How many of the lines below contain "caption"? Answer with that number alone.

§

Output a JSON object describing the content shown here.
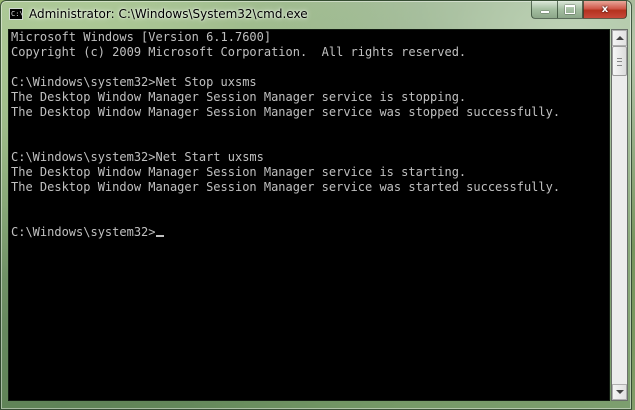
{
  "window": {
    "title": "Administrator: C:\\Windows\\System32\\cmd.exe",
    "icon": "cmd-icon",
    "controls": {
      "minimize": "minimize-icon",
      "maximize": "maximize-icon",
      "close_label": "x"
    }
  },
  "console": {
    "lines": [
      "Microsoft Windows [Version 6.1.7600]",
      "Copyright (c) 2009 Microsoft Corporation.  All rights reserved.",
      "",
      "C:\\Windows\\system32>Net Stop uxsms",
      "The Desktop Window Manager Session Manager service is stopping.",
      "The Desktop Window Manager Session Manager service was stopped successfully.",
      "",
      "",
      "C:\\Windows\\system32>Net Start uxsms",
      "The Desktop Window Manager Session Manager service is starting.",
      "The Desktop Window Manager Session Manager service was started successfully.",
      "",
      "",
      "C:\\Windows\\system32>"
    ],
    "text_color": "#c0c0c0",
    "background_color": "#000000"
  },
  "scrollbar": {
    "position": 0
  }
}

§

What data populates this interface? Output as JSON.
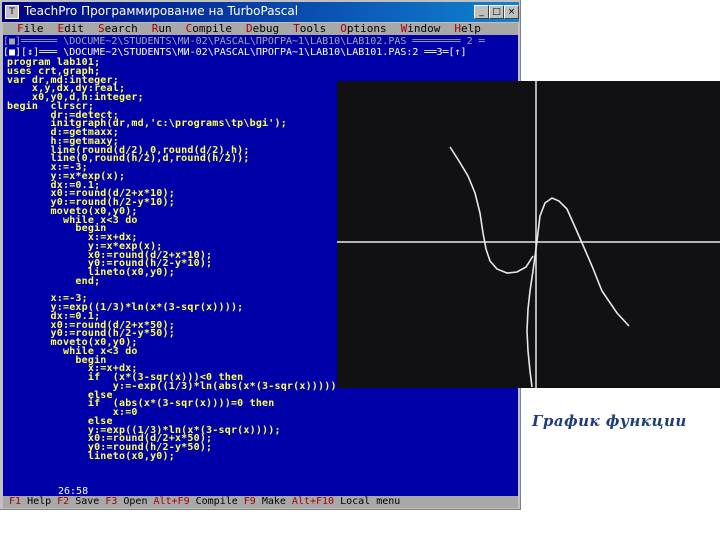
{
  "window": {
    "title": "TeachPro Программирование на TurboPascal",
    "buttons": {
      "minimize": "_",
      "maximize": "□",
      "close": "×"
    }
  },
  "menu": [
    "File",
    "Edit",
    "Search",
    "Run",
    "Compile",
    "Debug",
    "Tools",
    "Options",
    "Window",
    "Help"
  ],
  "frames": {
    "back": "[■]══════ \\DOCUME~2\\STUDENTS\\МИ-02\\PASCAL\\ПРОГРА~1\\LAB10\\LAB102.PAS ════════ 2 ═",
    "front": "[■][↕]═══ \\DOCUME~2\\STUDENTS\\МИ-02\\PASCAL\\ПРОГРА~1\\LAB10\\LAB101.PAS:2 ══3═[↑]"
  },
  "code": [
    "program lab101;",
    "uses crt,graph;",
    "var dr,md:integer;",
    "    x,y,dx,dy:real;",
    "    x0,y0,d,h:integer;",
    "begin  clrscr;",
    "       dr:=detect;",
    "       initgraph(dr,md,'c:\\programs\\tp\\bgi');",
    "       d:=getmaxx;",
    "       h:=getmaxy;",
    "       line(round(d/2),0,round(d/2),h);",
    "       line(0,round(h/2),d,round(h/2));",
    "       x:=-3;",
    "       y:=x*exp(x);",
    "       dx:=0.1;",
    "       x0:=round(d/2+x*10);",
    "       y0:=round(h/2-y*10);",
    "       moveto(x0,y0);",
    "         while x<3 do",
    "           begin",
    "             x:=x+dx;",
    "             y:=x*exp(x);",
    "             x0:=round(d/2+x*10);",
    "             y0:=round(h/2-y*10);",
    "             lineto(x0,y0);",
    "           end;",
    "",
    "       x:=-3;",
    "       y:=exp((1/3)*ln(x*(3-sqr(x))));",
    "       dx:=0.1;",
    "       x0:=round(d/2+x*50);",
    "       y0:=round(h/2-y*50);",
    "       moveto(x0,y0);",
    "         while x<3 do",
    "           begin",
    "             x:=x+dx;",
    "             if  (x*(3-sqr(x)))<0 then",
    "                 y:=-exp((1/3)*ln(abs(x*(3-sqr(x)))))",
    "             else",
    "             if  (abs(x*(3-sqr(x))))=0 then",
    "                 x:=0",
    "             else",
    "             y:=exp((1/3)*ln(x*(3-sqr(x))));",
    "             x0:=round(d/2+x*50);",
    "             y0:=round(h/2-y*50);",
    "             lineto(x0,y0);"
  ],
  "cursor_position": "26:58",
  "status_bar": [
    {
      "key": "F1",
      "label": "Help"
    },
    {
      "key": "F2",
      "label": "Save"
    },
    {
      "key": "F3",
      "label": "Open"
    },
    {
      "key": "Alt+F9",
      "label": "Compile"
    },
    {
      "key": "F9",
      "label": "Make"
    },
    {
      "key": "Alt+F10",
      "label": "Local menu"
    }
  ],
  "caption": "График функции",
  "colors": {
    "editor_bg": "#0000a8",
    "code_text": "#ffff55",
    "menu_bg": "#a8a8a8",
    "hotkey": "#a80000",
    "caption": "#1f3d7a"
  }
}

§

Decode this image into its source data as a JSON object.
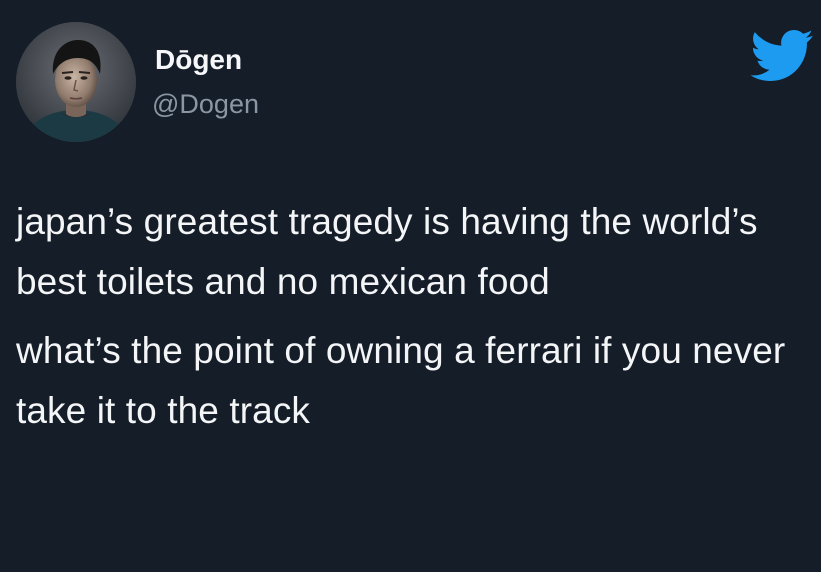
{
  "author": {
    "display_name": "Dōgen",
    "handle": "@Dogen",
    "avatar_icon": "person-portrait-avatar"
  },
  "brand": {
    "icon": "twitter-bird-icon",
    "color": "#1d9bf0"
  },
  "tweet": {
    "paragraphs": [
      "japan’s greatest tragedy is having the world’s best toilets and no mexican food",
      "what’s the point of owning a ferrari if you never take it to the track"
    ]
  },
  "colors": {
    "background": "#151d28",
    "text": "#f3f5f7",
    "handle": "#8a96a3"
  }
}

§

■ RESPONSE BELOW
2